**Task**
Below are some entries. Copy each line that holds the string "źródła".

>> BEGIN Records to use

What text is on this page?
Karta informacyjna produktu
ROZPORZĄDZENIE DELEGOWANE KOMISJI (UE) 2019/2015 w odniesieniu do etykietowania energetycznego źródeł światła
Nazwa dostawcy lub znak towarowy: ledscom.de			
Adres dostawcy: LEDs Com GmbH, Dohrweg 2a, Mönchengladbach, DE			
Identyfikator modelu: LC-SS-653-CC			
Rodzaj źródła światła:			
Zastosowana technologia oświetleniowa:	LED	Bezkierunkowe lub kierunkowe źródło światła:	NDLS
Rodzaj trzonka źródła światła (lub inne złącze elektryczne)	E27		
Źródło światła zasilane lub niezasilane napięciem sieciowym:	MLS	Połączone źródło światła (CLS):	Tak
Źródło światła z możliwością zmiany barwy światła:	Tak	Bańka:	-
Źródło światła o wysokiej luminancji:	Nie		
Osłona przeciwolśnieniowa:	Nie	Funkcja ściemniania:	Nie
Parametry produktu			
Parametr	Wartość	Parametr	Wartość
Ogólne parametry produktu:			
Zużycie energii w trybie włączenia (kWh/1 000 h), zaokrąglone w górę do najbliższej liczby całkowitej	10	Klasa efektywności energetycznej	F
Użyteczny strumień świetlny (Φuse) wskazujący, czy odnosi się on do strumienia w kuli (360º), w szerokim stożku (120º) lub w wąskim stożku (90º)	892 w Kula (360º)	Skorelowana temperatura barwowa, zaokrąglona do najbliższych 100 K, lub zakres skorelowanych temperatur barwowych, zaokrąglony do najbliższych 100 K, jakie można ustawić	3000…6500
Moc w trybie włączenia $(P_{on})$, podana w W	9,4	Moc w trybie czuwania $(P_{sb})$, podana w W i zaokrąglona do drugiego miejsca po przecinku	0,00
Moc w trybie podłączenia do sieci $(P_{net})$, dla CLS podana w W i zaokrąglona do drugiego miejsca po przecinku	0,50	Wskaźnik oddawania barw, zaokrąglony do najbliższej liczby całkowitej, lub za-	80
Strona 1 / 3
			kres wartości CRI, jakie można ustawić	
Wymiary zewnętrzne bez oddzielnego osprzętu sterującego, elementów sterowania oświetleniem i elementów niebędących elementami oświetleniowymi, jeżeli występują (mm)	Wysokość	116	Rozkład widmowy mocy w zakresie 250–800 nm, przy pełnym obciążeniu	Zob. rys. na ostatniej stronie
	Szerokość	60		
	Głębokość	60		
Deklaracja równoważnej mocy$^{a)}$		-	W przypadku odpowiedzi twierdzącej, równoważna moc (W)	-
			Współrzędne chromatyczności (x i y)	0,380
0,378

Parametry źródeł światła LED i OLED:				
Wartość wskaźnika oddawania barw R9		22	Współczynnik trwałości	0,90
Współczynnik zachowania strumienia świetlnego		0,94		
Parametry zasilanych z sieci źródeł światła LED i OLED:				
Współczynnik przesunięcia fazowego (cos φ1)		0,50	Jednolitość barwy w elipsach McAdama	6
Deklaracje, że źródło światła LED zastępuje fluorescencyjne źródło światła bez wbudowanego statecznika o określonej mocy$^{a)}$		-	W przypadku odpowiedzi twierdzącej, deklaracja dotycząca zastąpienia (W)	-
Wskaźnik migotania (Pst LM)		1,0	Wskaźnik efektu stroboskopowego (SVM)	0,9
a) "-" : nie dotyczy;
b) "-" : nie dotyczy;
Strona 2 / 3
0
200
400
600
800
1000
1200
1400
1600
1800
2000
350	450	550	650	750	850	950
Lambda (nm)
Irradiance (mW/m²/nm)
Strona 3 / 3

>> END Records to use

**Exercise solution**
Rodzaj źródła światła:			
Rodzaj trzonka źródła światła (lub inne złącze elektryczne)	E27		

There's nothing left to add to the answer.